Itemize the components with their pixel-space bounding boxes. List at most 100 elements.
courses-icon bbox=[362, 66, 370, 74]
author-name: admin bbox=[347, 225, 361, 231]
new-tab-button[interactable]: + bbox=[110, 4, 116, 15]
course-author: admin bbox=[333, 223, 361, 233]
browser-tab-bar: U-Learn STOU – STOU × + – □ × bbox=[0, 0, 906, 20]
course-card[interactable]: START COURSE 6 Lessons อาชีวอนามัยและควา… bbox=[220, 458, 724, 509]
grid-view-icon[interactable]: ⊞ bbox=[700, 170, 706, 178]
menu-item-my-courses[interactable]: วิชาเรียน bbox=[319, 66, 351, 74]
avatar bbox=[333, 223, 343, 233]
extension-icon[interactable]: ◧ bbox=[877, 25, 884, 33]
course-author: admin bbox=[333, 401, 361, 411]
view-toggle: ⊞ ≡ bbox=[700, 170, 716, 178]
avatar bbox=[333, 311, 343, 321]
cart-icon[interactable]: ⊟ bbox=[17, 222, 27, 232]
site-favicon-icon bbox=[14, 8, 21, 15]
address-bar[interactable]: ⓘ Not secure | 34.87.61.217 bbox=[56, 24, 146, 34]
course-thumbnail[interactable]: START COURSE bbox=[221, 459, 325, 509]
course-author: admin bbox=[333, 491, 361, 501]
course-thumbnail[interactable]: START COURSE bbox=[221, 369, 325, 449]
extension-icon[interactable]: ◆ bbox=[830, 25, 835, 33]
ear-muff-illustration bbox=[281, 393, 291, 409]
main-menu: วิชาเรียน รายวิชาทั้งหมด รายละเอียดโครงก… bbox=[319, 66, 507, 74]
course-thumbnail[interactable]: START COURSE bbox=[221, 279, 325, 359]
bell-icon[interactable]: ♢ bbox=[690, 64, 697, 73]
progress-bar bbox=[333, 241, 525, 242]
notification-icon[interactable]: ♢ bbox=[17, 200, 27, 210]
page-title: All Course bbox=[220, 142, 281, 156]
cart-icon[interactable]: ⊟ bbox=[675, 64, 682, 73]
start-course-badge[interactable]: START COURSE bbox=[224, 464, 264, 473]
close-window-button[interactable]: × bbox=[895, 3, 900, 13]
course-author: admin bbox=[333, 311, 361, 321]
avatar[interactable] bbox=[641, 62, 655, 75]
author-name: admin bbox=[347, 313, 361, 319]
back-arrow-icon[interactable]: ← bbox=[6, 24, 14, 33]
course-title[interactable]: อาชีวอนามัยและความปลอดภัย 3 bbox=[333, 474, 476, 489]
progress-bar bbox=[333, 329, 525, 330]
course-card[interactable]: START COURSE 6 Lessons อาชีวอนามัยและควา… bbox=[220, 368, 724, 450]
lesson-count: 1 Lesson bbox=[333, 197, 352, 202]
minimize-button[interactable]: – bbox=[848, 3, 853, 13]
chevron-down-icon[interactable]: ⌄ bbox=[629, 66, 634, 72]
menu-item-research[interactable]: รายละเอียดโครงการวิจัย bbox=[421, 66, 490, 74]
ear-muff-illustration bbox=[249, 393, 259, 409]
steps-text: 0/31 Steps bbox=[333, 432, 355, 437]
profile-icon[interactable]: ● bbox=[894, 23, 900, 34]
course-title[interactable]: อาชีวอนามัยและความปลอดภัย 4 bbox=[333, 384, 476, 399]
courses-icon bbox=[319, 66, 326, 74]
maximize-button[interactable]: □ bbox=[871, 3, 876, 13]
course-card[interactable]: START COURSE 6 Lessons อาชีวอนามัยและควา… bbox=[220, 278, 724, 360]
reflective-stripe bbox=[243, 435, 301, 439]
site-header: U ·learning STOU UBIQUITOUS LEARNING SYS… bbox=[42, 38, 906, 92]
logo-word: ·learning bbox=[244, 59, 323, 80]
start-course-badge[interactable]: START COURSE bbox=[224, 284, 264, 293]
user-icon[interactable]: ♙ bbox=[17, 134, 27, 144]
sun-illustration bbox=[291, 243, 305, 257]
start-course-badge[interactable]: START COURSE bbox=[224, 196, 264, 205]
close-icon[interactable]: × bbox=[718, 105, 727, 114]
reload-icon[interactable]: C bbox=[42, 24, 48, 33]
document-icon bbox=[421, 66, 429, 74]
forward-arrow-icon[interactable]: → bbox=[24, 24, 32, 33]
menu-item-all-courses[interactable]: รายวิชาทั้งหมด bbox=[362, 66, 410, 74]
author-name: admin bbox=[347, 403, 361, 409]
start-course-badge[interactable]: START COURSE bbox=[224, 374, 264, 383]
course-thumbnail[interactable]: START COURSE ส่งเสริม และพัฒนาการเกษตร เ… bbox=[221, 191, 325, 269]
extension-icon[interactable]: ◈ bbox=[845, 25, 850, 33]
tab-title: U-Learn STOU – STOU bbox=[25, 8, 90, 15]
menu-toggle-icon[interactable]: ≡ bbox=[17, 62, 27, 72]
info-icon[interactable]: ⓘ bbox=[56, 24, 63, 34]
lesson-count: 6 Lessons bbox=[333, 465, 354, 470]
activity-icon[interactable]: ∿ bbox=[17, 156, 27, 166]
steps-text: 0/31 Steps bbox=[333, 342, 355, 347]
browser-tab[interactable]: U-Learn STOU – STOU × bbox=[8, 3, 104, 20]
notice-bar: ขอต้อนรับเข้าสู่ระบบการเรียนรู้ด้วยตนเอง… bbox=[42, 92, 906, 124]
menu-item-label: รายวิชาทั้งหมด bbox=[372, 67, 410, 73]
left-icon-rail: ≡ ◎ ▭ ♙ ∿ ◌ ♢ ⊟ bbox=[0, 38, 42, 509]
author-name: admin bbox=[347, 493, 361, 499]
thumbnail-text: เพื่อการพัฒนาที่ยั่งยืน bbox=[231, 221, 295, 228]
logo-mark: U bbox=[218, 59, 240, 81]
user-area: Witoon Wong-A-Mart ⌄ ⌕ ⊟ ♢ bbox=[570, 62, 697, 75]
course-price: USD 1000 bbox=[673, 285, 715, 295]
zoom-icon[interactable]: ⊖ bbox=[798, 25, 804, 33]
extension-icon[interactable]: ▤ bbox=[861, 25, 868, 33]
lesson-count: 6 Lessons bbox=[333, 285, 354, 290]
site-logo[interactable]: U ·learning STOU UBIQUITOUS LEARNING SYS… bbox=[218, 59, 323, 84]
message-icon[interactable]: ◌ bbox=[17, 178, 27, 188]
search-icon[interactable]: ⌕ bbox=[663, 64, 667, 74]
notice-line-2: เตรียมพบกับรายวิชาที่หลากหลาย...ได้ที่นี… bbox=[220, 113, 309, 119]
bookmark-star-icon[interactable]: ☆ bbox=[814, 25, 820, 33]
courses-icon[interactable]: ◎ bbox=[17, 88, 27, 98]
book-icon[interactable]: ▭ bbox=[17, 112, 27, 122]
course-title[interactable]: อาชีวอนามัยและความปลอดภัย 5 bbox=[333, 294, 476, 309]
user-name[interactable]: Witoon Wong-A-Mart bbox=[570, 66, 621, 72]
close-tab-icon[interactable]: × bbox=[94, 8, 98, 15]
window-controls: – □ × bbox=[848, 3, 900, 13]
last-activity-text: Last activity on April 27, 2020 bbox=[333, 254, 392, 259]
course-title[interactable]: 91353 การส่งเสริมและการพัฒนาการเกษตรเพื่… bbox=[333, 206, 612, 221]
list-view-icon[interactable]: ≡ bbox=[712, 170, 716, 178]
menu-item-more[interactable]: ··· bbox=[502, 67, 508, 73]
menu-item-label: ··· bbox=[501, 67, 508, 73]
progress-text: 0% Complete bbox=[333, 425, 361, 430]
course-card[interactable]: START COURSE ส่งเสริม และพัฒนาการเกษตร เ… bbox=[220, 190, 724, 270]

+++

What to do: Copy out the items from the very first line through the line containing "lesson-count: 1 Lesson", both included, keeping every line the same.

Result below:
Itemize the components with their pixel-space bounding boxes. List at most 100 elements.
courses-icon bbox=[362, 66, 370, 74]
author-name: admin bbox=[347, 225, 361, 231]
new-tab-button[interactable]: + bbox=[110, 4, 116, 15]
course-author: admin bbox=[333, 223, 361, 233]
browser-tab-bar: U-Learn STOU – STOU × + – □ × bbox=[0, 0, 906, 20]
course-card[interactable]: START COURSE 6 Lessons อาชีวอนามัยและควา… bbox=[220, 458, 724, 509]
grid-view-icon[interactable]: ⊞ bbox=[700, 170, 706, 178]
menu-item-my-courses[interactable]: วิชาเรียน bbox=[319, 66, 351, 74]
avatar bbox=[333, 223, 343, 233]
extension-icon[interactable]: ◧ bbox=[877, 25, 884, 33]
course-author: admin bbox=[333, 401, 361, 411]
view-toggle: ⊞ ≡ bbox=[700, 170, 716, 178]
avatar bbox=[333, 311, 343, 321]
cart-icon[interactable]: ⊟ bbox=[17, 222, 27, 232]
site-favicon-icon bbox=[14, 8, 21, 15]
address-bar[interactable]: ⓘ Not secure | 34.87.61.217 bbox=[56, 24, 146, 34]
course-thumbnail[interactable]: START COURSE bbox=[221, 459, 325, 509]
course-author: admin bbox=[333, 491, 361, 501]
course-thumbnail[interactable]: START COURSE bbox=[221, 369, 325, 449]
extension-icon[interactable]: ◆ bbox=[830, 25, 835, 33]
ear-muff-illustration bbox=[281, 393, 291, 409]
main-menu: วิชาเรียน รายวิชาทั้งหมด รายละเอียดโครงก… bbox=[319, 66, 507, 74]
course-thumbnail[interactable]: START COURSE bbox=[221, 279, 325, 359]
bell-icon[interactable]: ♢ bbox=[690, 64, 697, 73]
progress-bar bbox=[333, 241, 525, 242]
notification-icon[interactable]: ♢ bbox=[17, 200, 27, 210]
page-title: All Course bbox=[220, 142, 281, 156]
cart-icon[interactable]: ⊟ bbox=[675, 64, 682, 73]
start-course-badge[interactable]: START COURSE bbox=[224, 464, 264, 473]
close-window-button[interactable]: × bbox=[895, 3, 900, 13]
course-author: admin bbox=[333, 311, 361, 321]
avatar[interactable] bbox=[641, 62, 655, 75]
author-name: admin bbox=[347, 313, 361, 319]
back-arrow-icon[interactable]: ← bbox=[6, 24, 14, 33]
course-title[interactable]: อาชีวอนามัยและความปลอดภัย 3 bbox=[333, 474, 476, 489]
progress-bar bbox=[333, 329, 525, 330]
course-card[interactable]: START COURSE 6 Lessons อาชีวอนามัยและควา… bbox=[220, 368, 724, 450]
lesson-count: 1 Lesson bbox=[333, 197, 352, 202]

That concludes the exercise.